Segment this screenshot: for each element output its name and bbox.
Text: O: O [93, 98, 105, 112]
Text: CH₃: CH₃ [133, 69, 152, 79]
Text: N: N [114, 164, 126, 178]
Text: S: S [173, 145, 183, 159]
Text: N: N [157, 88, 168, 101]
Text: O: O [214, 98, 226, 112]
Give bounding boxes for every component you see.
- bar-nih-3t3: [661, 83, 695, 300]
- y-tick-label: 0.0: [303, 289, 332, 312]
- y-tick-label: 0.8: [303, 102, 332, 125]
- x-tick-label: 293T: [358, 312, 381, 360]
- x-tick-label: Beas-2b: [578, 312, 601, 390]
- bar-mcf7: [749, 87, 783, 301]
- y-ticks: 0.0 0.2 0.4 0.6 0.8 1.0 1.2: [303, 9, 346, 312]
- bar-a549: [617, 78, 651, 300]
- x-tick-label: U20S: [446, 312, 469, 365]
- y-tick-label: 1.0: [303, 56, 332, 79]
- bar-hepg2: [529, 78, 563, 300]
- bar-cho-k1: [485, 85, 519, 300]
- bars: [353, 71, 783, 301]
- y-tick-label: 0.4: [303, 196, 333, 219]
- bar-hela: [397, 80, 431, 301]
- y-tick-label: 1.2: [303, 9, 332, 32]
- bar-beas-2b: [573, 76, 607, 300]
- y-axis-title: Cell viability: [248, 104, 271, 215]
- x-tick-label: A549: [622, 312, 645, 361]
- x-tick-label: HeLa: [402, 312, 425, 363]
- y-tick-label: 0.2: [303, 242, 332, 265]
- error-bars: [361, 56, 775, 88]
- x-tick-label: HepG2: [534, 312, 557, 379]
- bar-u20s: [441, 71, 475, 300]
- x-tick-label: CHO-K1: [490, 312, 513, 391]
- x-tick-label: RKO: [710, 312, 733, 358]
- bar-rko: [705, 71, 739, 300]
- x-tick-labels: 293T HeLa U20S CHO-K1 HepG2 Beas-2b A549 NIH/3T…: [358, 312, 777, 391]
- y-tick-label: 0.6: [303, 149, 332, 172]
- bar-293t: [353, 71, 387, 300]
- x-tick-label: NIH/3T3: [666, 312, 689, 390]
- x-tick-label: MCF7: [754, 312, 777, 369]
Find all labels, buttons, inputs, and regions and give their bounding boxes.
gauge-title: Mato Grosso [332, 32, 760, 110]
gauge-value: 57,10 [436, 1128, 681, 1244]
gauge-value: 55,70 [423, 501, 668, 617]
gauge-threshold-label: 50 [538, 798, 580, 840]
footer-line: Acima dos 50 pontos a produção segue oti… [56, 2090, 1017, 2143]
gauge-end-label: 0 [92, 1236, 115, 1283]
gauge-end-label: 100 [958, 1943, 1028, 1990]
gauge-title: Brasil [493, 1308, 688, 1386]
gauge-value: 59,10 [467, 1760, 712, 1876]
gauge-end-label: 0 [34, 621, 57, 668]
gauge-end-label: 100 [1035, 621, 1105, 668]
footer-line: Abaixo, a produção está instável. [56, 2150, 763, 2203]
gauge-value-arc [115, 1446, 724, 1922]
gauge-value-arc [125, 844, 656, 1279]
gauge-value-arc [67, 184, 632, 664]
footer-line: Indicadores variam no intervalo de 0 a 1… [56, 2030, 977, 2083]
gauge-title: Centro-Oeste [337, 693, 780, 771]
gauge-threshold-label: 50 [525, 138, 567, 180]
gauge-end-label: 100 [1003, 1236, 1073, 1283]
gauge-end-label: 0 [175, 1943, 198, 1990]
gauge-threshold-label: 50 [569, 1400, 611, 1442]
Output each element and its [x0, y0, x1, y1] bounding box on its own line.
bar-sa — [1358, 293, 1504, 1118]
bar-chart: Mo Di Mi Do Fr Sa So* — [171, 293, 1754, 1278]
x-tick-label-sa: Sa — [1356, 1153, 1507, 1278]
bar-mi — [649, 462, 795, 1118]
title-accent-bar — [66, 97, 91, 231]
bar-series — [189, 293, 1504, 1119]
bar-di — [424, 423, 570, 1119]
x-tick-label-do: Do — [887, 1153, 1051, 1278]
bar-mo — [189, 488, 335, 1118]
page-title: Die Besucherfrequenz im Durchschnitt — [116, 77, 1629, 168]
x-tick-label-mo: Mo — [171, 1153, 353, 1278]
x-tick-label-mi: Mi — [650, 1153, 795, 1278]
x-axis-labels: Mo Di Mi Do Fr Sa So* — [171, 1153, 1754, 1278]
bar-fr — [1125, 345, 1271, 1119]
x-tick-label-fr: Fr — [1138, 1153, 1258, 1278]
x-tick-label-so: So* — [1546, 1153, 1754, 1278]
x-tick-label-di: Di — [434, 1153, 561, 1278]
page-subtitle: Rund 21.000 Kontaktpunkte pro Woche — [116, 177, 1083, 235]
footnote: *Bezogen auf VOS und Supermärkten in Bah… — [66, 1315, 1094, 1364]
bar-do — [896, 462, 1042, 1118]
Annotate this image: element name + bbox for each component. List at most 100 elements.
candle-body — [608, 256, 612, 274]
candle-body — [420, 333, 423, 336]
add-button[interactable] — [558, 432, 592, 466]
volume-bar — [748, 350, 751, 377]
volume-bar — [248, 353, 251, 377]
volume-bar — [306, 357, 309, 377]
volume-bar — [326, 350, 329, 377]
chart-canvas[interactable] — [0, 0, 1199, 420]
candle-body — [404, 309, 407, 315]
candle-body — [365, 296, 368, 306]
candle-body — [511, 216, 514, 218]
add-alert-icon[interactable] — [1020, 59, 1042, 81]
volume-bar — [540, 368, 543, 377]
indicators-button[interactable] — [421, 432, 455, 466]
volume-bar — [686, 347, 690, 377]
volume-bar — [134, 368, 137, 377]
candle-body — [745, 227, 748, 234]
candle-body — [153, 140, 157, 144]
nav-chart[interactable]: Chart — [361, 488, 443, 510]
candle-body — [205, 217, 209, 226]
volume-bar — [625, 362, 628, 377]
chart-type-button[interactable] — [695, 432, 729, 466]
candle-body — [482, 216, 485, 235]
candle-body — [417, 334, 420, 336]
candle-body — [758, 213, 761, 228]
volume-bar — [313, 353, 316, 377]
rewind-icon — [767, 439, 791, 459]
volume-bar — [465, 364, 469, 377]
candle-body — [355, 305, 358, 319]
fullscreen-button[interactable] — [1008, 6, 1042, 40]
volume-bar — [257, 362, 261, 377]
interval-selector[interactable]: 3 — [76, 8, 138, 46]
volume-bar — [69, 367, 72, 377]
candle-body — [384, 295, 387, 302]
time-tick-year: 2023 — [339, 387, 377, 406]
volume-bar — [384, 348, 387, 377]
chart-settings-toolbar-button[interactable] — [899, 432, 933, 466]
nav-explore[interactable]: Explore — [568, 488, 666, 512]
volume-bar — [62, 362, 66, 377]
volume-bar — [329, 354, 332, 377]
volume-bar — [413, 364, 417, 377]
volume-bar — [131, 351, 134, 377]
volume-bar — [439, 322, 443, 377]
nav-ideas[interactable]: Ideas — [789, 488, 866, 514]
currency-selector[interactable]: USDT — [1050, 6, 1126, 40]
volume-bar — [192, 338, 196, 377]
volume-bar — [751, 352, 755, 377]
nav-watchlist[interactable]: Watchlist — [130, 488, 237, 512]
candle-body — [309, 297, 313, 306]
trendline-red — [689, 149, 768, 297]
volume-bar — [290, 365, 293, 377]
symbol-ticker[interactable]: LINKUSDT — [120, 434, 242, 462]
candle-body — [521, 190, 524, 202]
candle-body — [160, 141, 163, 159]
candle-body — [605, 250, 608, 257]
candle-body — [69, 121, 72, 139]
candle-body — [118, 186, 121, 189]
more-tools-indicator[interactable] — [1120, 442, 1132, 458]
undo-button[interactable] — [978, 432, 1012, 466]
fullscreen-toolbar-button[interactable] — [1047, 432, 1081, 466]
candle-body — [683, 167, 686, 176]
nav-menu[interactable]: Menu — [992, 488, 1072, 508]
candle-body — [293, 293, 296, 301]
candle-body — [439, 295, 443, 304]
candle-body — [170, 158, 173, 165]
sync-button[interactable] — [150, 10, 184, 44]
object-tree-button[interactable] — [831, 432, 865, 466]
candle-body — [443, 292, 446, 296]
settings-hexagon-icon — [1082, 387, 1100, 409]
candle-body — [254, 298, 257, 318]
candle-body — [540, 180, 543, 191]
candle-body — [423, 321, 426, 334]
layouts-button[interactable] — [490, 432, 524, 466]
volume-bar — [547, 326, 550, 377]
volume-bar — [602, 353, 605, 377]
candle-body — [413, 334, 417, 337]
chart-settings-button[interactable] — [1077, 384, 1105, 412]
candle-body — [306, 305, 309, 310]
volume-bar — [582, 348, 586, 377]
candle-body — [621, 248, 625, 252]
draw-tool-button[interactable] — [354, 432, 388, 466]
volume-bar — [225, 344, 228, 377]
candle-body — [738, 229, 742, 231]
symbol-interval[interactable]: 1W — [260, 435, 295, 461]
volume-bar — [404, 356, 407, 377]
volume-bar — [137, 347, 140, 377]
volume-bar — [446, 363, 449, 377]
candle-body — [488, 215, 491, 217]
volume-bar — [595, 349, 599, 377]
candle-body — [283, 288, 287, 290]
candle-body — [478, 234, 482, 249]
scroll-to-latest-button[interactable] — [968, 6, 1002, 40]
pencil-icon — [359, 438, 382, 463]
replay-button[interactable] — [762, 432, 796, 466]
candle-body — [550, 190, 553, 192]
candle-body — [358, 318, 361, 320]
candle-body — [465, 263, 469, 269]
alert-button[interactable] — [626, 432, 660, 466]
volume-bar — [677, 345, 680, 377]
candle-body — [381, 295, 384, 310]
######
ZADANIE DO WYKONANIA: Przepisz jako tabelę Markdown wiersze od początku wpisów do wiersza z „- y-tick-label: 1.0: [303, 56, 332, 79]” włącznie, z kolumnami „Nr” (numer wiersza) i „Wiersz” (treść wiersza). Pomiń puste wiersze.

ROZWIĄZANIE ZADANIA:
| Nr | Wiersz |
|---|---|
| 1 | Segment this screenshot: for each element output its name and bbox. |
| 2 | Text: O: O [93, 98, 105, 112] |
| 3 | Text: CH₃: CH₃ [133, 69, 152, 79] |
| 4 | Text: N: N [114, 164, 126, 178] |
| 5 | Text: S: S [173, 145, 183, 159] |
| 6 | Text: N: N [157, 88, 168, 101] |
| 7 | Text: O: O [214, 98, 226, 112] |
| 8 | Give bounding boxes for every component you see. |
| 9 | - bar-nih-3t3: [661, 83, 695, 300] |
| 10 | - y-tick-label: 0.0: [303, 289, 332, 312] |
| 11 | - y-tick-label: 0.8: [303, 102, 332, 125] |
| 12 | - x-tick-label: 293T: [358, 312, 381, 360] |
| 13 | - x-tick-label: Beas-2b: [578, 312, 601, 390] |
| 14 | - bar-mcf7: [749, 87, 783, 301] |
| 15 | - y-ticks: 0.0 0.2 0.4 0.6 0.8 1.0 1.2: [303, 9, 346, 312] |
| 16 | - bar-a549: [617, 78, 651, 300] |
| 17 | - x-tick-label: U20S: [446, 312, 469, 365] |
| 18 | - y-tick-label: 1.0: [303, 56, 332, 79] |